Challenge: The records below must be retyped exactly.

## START Input records

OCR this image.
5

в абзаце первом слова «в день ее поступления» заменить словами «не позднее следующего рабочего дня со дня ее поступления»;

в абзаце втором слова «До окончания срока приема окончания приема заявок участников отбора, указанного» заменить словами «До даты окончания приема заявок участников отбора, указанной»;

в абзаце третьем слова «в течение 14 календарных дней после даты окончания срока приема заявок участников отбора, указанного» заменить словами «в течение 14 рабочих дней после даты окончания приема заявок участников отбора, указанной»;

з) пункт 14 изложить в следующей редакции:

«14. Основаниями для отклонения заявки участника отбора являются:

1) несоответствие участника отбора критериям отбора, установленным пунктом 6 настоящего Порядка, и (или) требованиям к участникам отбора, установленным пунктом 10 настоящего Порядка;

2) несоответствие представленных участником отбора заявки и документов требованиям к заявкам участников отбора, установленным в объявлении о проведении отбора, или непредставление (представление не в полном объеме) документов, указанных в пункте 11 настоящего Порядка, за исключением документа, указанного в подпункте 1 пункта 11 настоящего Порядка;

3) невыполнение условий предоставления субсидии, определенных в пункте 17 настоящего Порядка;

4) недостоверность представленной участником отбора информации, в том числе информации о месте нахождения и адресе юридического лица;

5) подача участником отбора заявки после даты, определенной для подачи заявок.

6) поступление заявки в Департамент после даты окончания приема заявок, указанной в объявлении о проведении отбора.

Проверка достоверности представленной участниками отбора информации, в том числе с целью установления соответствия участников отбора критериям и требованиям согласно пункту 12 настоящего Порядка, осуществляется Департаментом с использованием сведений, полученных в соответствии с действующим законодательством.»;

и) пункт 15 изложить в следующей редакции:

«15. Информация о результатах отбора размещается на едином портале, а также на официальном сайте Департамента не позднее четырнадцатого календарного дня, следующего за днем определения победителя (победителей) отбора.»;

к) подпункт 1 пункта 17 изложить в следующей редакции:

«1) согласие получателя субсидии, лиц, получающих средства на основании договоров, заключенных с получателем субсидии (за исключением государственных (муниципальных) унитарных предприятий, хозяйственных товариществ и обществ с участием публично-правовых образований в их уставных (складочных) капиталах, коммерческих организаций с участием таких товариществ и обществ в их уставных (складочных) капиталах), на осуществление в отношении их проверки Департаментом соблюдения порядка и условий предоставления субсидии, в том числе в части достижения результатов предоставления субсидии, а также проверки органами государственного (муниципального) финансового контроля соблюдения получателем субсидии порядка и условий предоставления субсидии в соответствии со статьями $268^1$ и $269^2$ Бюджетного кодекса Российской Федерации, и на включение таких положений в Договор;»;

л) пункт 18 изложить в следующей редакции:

## END Input records

Task answer:
OCR this image.
5

в абзаце первом слова «в день ее поступления» заменить словами «не позднее следующего рабочего дня со дня ее поступления»;

в абзаце втором слова «До окончания срока приема окончания приема заявок участников отбора, указанного» заменить словами «До даты окончания приема заявок участников отбора, указанной»;

в абзаце третьем слова «в течение 14 календарных дней после даты окончания срока приема заявок участников отбора, указанного» заменить словами «в течение 14 рабочих дней после даты окончания приема заявок участников отбора, указанной»;

з) пункт 14 изложить в следующей редакции:

«14. Основаниями для отклонения заявки участника отбора являются:

1) несоответствие участника отбора критериям отбора, установленным пунктом 6 настоящего Порядка, и (или) требованиям к участникам отбора, установленным пунктом 10 настоящего Порядка;

2) несоответствие представленных участником отбора заявки и документов требованиям к заявкам участников отбора, установленным в объявлении о проведении отбора, или непредставление (представление не в полном объеме) документов, указанных в пункте 11 настоящего Порядка, за исключением документа, указанного в подпункте 1 пункта 11 настоящего Порядка;

3) невыполнение условий предоставления субсидии, определенных в пункте 17 настоящего Порядка;

4) недостоверность представленной участником отбора информации, в том числе информации о месте нахождения и адресе юридического лица;

5) подача участником отбора заявки после даты, определенной для подачи заявок.

6) поступление заявки в Департамент после даты окончания приема заявок, указанной в объявлении о проведении отбора.

Проверка достоверности представленной участниками отбора информации, в том числе с целью установления соответствия участников отбора критериям и требованиям согласно пункту 12 настоящего Порядка, осуществляется Департаментом с использованием сведений, полученных в соответствии с действующим законодательством.»;

и) пункт 15 изложить в следующей редакции:

«15. Информация о результатах отбора размещается на едином портале, а также на официальном сайте Департамента не позднее четырнадцатого календарного дня, следующего за днем определения победителя (победителей) отбора.»;

к) подпункт 1 пункта 17 изложить в следующей редакции:

«1) согласие получателя субсидии, лиц, получающих средства на основании договоров, заключенных с получателем субсидии (за исключением государственных (муниципальных) унитарных предприятий, хозяйственных товариществ и обществ с участием публично-правовых образований в их уставных (складочных) капиталах, коммерческих организаций с участием таких товариществ и обществ в их уставных (складочных) капиталах), на осуществление в отношении их проверки Департаментом соблюдения порядка и условий предоставления субсидии, в том числе в части достижения результатов предоставления субсидии, а также проверки органами государственного (муниципального) финансового контроля соблюдения получателем субсидии порядка и условий предоставления субсидии в соответствии со статьями $268^1$ и $269^2$ Бюджетного кодекса Российской Федерации, и на включение таких положений в Договор;»;

л) пункт 18 изложить в следующей редакции:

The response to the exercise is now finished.